— START Dataset extract —

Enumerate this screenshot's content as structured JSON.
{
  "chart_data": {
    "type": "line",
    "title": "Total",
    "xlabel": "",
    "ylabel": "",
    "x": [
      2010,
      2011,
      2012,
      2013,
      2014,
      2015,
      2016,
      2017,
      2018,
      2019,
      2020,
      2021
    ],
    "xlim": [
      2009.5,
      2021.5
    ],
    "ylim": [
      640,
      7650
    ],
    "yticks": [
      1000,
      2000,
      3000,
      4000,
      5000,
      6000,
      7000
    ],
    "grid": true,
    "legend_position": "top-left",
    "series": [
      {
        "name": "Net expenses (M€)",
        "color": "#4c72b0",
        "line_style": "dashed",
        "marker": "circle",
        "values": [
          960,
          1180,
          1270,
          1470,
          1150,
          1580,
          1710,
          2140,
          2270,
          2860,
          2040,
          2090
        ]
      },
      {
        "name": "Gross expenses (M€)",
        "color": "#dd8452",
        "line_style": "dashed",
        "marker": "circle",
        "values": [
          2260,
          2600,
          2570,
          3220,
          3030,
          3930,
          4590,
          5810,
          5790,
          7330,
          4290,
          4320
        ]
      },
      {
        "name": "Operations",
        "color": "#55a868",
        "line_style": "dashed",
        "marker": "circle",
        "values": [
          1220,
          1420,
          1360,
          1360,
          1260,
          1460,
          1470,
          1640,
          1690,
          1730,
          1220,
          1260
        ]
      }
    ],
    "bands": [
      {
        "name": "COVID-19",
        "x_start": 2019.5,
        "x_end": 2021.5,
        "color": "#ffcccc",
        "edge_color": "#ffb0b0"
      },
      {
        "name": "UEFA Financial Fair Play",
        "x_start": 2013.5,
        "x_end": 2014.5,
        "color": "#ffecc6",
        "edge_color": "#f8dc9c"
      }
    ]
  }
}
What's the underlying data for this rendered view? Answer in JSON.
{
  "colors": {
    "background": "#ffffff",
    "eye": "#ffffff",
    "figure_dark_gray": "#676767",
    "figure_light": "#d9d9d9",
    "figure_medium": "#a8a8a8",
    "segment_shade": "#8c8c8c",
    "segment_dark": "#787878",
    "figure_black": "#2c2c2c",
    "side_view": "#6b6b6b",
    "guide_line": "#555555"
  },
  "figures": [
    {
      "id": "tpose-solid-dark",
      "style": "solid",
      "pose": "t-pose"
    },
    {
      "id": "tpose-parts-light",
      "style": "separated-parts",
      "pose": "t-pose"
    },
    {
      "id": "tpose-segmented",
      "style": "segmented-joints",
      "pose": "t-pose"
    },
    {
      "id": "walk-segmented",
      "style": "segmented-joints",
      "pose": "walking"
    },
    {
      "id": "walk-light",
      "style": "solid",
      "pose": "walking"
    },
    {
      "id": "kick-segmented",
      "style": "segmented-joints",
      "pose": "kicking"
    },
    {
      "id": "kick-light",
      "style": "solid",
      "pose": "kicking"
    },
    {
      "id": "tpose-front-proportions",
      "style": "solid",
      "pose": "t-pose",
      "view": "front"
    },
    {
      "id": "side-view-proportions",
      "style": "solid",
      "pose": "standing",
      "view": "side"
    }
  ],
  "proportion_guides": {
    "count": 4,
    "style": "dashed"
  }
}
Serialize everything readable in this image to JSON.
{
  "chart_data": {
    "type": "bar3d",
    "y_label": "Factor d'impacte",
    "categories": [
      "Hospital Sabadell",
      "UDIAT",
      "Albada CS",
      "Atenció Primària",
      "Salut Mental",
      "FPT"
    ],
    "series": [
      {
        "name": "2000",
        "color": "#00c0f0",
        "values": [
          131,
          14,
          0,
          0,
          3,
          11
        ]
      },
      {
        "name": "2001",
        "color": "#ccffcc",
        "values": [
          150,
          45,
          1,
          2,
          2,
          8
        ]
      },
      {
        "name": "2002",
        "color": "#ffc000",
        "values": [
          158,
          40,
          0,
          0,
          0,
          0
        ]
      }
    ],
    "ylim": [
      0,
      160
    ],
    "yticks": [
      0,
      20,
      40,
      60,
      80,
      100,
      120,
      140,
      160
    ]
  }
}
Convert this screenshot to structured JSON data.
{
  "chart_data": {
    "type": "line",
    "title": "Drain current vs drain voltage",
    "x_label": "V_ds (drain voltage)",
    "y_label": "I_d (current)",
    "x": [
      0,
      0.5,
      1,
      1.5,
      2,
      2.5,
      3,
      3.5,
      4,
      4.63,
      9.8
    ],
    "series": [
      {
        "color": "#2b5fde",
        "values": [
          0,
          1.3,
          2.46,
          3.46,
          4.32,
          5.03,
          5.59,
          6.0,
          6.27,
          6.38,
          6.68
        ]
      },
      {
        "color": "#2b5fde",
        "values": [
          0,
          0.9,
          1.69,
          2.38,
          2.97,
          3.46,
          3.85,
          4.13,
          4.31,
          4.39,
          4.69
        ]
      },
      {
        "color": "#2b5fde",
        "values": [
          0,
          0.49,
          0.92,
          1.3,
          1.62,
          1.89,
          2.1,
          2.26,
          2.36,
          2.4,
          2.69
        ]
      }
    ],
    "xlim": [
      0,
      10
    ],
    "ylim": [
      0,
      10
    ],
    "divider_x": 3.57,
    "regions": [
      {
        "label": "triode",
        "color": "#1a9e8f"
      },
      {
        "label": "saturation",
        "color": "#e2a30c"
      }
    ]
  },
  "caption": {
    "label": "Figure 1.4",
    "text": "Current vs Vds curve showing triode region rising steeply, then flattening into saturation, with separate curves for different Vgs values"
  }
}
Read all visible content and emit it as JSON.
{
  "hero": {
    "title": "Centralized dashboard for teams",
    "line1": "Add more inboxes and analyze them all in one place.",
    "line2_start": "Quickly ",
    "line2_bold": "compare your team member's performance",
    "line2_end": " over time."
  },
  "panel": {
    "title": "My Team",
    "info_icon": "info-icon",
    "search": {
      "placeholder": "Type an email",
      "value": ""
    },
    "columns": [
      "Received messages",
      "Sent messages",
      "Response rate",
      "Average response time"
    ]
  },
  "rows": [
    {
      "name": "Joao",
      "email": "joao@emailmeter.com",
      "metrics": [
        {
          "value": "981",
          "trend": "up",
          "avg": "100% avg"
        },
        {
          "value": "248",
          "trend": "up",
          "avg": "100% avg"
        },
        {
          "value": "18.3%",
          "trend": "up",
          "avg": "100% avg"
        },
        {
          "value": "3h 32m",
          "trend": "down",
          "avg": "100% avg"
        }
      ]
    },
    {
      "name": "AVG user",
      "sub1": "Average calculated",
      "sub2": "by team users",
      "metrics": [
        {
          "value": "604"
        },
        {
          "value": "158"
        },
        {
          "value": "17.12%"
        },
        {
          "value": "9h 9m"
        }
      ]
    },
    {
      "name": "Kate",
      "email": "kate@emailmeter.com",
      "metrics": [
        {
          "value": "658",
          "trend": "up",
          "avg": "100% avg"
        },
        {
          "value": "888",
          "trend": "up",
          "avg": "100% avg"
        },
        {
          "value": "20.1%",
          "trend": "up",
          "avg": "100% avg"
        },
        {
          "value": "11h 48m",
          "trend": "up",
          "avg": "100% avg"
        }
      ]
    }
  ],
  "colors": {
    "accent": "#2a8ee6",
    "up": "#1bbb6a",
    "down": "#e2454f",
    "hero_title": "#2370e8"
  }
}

— END Dataset extract —

Return all of the above records exactly, leaving no line out.

» Answer to the problem:
Enumerate this screenshot's content as structured JSON.
{
  "chart_data": {
    "type": "line",
    "title": "Total",
    "xlabel": "",
    "ylabel": "",
    "x": [
      2010,
      2011,
      2012,
      2013,
      2014,
      2015,
      2016,
      2017,
      2018,
      2019,
      2020,
      2021
    ],
    "xlim": [
      2009.5,
      2021.5
    ],
    "ylim": [
      640,
      7650
    ],
    "yticks": [
      1000,
      2000,
      3000,
      4000,
      5000,
      6000,
      7000
    ],
    "grid": true,
    "legend_position": "top-left",
    "series": [
      {
        "name": "Net expenses (M€)",
        "color": "#4c72b0",
        "line_style": "dashed",
        "marker": "circle",
        "values": [
          960,
          1180,
          1270,
          1470,
          1150,
          1580,
          1710,
          2140,
          2270,
          2860,
          2040,
          2090
        ]
      },
      {
        "name": "Gross expenses (M€)",
        "color": "#dd8452",
        "line_style": "dashed",
        "marker": "circle",
        "values": [
          2260,
          2600,
          2570,
          3220,
          3030,
          3930,
          4590,
          5810,
          5790,
          7330,
          4290,
          4320
        ]
      },
      {
        "name": "Operations",
        "color": "#55a868",
        "line_style": "dashed",
        "marker": "circle",
        "values": [
          1220,
          1420,
          1360,
          1360,
          1260,
          1460,
          1470,
          1640,
          1690,
          1730,
          1220,
          1260
        ]
      }
    ],
    "bands": [
      {
        "name": "COVID-19",
        "x_start": 2019.5,
        "x_end": 2021.5,
        "color": "#ffcccc",
        "edge_color": "#ffb0b0"
      },
      {
        "name": "UEFA Financial Fair Play",
        "x_start": 2013.5,
        "x_end": 2014.5,
        "color": "#ffecc6",
        "edge_color": "#f8dc9c"
      }
    ]
  }
}
What's the underlying data for this rendered view? Answer in JSON.
{
  "colors": {
    "background": "#ffffff",
    "eye": "#ffffff",
    "figure_dark_gray": "#676767",
    "figure_light": "#d9d9d9",
    "figure_medium": "#a8a8a8",
    "segment_shade": "#8c8c8c",
    "segment_dark": "#787878",
    "figure_black": "#2c2c2c",
    "side_view": "#6b6b6b",
    "guide_line": "#555555"
  },
  "figures": [
    {
      "id": "tpose-solid-dark",
      "style": "solid",
      "pose": "t-pose"
    },
    {
      "id": "tpose-parts-light",
      "style": "separated-parts",
      "pose": "t-pose"
    },
    {
      "id": "tpose-segmented",
      "style": "segmented-joints",
      "pose": "t-pose"
    },
    {
      "id": "walk-segmented",
      "style": "segmented-joints",
      "pose": "walking"
    },
    {
      "id": "walk-light",
      "style": "solid",
      "pose": "walking"
    },
    {
      "id": "kick-segmented",
      "style": "segmented-joints",
      "pose": "kicking"
    },
    {
      "id": "kick-light",
      "style": "solid",
      "pose": "kicking"
    },
    {
      "id": "tpose-front-proportions",
      "style": "solid",
      "pose": "t-pose",
      "view": "front"
    },
    {
      "id": "side-view-proportions",
      "style": "solid",
      "pose": "standing",
      "view": "side"
    }
  ],
  "proportion_guides": {
    "count": 4,
    "style": "dashed"
  }
}
Serialize everything readable in this image to JSON.
{
  "chart_data": {
    "type": "bar3d",
    "y_label": "Factor d'impacte",
    "categories": [
      "Hospital Sabadell",
      "UDIAT",
      "Albada CS",
      "Atenció Primària",
      "Salut Mental",
      "FPT"
    ],
    "series": [
      {
        "name": "2000",
        "color": "#00c0f0",
        "values": [
          131,
          14,
          0,
          0,
          3,
          11
        ]
      },
      {
        "name": "2001",
        "color": "#ccffcc",
        "values": [
          150,
          45,
          1,
          2,
          2,
          8
        ]
      },
      {
        "name": "2002",
        "color": "#ffc000",
        "values": [
          158,
          40,
          0,
          0,
          0,
          0
        ]
      }
    ],
    "ylim": [
      0,
      160
    ],
    "yticks": [
      0,
      20,
      40,
      60,
      80,
      100,
      120,
      140,
      160
    ]
  }
}
Convert this screenshot to structured JSON data.
{
  "chart_data": {
    "type": "line",
    "title": "Drain current vs drain voltage",
    "x_label": "V_ds (drain voltage)",
    "y_label": "I_d (current)",
    "x": [
      0,
      0.5,
      1,
      1.5,
      2,
      2.5,
      3,
      3.5,
      4,
      4.63,
      9.8
    ],
    "series": [
      {
        "color": "#2b5fde",
        "values": [
          0,
          1.3,
          2.46,
          3.46,
          4.32,
          5.03,
          5.59,
          6.0,
          6.27,
          6.38,
          6.68
        ]
      },
      {
        "color": "#2b5fde",
        "values": [
          0,
          0.9,
          1.69,
          2.38,
          2.97,
          3.46,
          3.85,
          4.13,
          4.31,
          4.39,
          4.69
        ]
      },
      {
        "color": "#2b5fde",
        "values": [
          0,
          0.49,
          0.92,
          1.3,
          1.62,
          1.89,
          2.1,
          2.26,
          2.36,
          2.4,
          2.69
        ]
      }
    ],
    "xlim": [
      0,
      10
    ],
    "ylim": [
      0,
      10
    ],
    "divider_x": 3.57,
    "regions": [
      {
        "label": "triode",
        "color": "#1a9e8f"
      },
      {
        "label": "saturation",
        "color": "#e2a30c"
      }
    ]
  },
  "caption": {
    "label": "Figure 1.4",
    "text": "Current vs Vds curve showing triode region rising steeply, then flattening into saturation, with separate curves for different Vgs values"
  }
}
Read all visible content and emit it as JSON.
{
  "hero": {
    "title": "Centralized dashboard for teams",
    "line1": "Add more inboxes and analyze them all in one place.",
    "line2_start": "Quickly ",
    "line2_bold": "compare your team member's performance",
    "line2_end": " over time."
  },
  "panel": {
    "title": "My Team",
    "info_icon": "info-icon",
    "search": {
      "placeholder": "Type an email",
      "value": ""
    },
    "columns": [
      "Received messages",
      "Sent messages",
      "Response rate",
      "Average response time"
    ]
  },
  "rows": [
    {
      "name": "Joao",
      "email": "joao@emailmeter.com",
      "metrics": [
        {
          "value": "981",
          "trend": "up",
          "avg": "100% avg"
        },
        {
          "value": "248",
          "trend": "up",
          "avg": "100% avg"
        },
        {
          "value": "18.3%",
          "trend": "up",
          "avg": "100% avg"
        },
        {
          "value": "3h 32m",
          "trend": "down",
          "avg": "100% avg"
        }
      ]
    },
    {
      "name": "AVG user",
      "sub1": "Average calculated",
      "sub2": "by team users",
      "metrics": [
        {
          "value": "604"
        },
        {
          "value": "158"
        },
        {
          "value": "17.12%"
        },
        {
          "value": "9h 9m"
        }
      ]
    },
    {
      "name": "Kate",
      "email": "kate@emailmeter.com",
      "metrics": [
        {
          "value": "658",
          "trend": "up",
          "avg": "100% avg"
        },
        {
          "value": "888",
          "trend": "up",
          "avg": "100% avg"
        },
        {
          "value": "20.1%",
          "trend": "up",
          "avg": "100% avg"
        },
        {
          "value": "11h 48m",
          "trend": "up",
          "avg": "100% avg"
        }
      ]
    }
  ],
  "colors": {
    "accent": "#2a8ee6",
    "up": "#1bbb6a",
    "down": "#e2454f",
    "hero_title": "#2370e8"
  }
}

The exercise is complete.